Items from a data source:

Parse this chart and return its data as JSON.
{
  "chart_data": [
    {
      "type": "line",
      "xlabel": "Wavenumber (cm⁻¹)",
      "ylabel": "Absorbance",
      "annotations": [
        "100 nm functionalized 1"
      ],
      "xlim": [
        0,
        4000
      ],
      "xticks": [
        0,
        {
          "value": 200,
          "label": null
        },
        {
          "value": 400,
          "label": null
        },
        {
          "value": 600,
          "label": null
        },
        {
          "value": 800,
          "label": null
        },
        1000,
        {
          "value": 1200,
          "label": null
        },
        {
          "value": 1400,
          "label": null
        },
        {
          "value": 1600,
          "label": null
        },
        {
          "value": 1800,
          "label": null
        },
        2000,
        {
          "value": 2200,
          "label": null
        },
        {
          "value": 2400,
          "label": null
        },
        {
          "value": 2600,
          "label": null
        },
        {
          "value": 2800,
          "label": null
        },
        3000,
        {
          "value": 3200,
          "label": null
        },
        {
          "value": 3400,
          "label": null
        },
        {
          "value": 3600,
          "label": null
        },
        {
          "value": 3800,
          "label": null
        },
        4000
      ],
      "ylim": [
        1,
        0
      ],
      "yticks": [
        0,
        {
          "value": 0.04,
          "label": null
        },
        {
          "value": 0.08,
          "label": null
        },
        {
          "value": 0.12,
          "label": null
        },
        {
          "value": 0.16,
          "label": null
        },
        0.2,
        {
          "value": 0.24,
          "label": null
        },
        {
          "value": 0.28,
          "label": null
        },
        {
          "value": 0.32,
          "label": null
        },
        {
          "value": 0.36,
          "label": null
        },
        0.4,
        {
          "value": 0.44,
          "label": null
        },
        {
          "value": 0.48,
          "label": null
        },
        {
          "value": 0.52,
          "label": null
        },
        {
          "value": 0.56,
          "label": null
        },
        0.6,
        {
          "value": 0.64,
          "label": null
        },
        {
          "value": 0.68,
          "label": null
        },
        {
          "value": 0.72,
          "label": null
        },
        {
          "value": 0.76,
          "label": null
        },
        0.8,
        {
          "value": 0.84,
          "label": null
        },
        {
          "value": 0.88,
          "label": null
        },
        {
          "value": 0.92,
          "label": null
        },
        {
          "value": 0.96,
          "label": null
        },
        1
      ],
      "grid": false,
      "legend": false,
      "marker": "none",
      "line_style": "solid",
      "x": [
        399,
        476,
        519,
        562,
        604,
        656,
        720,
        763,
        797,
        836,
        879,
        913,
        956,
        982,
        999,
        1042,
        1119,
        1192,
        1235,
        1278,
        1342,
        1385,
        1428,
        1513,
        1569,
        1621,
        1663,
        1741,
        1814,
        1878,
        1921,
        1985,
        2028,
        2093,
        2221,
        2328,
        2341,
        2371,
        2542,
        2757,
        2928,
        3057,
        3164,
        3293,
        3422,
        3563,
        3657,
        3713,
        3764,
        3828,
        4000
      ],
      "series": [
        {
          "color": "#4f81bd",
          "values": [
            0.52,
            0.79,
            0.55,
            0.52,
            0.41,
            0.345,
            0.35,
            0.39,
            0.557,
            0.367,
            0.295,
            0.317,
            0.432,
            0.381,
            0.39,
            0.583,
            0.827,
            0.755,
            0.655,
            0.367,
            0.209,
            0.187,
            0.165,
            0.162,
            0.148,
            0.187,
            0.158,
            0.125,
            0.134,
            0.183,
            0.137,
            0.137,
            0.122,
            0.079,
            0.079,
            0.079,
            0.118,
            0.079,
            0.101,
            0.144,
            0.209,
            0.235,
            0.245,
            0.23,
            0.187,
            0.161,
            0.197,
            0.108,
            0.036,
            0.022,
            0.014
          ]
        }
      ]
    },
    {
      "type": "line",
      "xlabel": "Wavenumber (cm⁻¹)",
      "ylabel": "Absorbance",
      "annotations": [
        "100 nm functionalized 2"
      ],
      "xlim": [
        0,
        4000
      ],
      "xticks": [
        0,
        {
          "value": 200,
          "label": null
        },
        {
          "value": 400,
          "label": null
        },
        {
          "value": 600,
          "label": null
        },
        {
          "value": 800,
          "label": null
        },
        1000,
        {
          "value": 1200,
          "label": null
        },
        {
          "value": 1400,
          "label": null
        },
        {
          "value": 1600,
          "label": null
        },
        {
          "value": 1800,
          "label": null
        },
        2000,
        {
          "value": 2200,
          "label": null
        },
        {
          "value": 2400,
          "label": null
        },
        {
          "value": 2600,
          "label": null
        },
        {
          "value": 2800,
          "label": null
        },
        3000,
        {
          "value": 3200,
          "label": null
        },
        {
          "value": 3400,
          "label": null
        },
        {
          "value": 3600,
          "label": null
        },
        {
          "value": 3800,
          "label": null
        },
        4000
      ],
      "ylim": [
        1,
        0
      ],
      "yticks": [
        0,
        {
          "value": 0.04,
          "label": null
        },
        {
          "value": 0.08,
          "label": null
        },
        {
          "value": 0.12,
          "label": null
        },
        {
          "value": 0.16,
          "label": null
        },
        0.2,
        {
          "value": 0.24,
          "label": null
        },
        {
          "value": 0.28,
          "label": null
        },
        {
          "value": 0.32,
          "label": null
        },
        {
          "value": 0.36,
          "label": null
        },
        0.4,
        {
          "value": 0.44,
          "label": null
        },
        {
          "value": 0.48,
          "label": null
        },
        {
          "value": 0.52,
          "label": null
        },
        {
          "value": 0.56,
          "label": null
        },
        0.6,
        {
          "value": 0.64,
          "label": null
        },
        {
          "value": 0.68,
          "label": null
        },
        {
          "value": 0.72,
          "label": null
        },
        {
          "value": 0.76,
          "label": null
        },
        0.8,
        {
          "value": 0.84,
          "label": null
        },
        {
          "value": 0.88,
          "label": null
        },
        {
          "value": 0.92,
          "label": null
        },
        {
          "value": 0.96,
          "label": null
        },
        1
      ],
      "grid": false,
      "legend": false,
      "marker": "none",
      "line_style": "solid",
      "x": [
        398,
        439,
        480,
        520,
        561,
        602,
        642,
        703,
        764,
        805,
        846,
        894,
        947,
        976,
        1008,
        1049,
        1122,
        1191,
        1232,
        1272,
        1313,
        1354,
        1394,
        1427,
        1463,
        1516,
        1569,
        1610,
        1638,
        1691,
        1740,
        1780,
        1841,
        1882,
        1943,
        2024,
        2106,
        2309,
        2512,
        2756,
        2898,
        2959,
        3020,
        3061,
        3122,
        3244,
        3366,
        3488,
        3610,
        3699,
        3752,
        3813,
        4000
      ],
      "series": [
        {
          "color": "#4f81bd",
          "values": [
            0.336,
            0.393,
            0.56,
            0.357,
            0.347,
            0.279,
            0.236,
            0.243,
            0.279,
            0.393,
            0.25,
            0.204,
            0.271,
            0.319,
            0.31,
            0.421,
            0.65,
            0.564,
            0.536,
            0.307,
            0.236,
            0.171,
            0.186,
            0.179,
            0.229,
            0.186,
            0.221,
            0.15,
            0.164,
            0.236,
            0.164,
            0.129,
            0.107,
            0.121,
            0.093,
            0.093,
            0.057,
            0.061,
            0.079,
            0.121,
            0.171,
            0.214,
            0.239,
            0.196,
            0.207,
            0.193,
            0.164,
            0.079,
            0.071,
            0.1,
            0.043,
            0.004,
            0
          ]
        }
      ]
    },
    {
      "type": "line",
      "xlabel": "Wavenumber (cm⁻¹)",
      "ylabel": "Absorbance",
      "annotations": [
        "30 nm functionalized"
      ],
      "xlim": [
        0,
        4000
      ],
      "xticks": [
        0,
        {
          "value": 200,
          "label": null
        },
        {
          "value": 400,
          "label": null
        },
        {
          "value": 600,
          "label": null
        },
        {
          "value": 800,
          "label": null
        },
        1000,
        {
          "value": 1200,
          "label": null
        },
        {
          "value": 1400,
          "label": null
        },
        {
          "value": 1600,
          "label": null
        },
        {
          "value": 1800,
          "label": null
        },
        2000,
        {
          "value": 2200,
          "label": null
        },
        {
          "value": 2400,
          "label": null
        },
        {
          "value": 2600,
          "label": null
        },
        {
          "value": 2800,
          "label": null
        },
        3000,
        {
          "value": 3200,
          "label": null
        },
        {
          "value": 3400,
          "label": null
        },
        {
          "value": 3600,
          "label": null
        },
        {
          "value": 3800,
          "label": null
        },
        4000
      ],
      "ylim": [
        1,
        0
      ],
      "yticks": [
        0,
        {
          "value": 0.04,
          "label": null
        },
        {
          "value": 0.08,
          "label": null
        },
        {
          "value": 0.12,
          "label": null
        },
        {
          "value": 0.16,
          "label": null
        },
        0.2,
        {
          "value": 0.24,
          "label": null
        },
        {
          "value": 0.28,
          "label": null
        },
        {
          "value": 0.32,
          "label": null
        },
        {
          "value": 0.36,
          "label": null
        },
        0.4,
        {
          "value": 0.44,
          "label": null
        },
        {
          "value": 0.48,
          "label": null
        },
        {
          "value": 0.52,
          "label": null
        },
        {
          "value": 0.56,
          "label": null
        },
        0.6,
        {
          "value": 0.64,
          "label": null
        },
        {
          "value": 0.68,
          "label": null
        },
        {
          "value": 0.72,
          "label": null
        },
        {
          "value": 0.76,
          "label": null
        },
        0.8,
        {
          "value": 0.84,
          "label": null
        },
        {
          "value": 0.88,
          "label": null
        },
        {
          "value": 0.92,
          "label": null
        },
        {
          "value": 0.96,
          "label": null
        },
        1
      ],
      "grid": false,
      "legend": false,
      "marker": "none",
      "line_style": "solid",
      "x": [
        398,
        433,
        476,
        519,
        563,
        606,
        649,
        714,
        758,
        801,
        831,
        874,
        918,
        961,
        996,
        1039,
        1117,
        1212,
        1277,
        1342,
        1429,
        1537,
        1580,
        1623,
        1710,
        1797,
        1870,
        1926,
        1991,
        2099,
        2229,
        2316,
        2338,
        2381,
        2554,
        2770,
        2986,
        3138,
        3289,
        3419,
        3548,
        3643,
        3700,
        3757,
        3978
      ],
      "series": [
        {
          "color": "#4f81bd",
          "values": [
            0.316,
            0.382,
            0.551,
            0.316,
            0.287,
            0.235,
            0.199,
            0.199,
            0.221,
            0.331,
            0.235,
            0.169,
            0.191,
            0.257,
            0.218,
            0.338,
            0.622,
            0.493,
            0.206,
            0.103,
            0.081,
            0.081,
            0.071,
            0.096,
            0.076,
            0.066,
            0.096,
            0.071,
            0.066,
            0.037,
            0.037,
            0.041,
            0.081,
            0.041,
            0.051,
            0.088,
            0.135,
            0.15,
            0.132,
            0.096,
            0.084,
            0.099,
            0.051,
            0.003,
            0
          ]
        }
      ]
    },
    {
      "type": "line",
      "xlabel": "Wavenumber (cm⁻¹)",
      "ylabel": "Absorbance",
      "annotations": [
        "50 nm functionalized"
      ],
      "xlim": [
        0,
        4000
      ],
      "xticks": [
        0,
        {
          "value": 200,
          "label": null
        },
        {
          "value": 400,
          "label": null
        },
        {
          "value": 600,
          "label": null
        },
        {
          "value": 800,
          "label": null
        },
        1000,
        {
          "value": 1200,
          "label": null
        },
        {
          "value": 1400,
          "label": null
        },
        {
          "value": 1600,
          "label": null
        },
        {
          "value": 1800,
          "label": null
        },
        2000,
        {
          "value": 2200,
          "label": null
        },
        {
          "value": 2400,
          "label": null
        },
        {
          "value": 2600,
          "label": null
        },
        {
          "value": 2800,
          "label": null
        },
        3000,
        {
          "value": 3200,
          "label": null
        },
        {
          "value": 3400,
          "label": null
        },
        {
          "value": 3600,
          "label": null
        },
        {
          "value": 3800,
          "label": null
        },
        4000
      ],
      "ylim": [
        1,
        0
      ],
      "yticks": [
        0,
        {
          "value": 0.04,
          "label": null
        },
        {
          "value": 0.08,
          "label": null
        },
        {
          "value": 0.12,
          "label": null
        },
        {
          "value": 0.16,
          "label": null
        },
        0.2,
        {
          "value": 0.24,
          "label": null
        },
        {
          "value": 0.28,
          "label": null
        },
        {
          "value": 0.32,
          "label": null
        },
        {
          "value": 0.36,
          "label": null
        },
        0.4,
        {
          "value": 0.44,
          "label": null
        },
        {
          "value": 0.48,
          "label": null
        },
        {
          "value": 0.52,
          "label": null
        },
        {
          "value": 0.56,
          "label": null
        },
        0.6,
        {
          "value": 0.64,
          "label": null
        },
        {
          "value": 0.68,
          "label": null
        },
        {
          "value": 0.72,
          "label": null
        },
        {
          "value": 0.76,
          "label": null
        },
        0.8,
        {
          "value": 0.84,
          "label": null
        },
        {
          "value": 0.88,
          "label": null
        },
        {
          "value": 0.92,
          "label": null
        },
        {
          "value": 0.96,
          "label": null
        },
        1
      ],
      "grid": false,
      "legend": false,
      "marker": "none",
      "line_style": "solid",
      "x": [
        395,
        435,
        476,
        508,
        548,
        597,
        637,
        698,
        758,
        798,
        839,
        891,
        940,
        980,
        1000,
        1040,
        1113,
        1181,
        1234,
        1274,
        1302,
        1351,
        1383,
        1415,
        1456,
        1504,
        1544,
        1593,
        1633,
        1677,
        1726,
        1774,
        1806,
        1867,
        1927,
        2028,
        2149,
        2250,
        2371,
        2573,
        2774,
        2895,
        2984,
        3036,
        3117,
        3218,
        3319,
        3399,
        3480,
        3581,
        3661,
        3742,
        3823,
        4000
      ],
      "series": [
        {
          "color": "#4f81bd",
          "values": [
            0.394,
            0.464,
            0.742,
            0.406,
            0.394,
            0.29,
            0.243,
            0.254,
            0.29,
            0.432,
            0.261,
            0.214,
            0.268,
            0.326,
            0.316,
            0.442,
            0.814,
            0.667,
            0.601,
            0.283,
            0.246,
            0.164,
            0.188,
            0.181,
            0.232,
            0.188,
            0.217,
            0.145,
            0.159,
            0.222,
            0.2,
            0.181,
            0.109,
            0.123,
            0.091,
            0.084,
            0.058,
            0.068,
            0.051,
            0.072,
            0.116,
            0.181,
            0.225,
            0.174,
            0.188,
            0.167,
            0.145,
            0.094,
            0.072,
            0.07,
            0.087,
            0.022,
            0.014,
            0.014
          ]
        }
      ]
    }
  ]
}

- _WRITTEN REQUEST_: Identify every line where the string "functionalized" appears.

- _FULL RESPONSE_:
        "100 nm functionalized 1"
        "100 nm functionalized 2"
        "30 nm functionalized"
        "50 nm functionalized"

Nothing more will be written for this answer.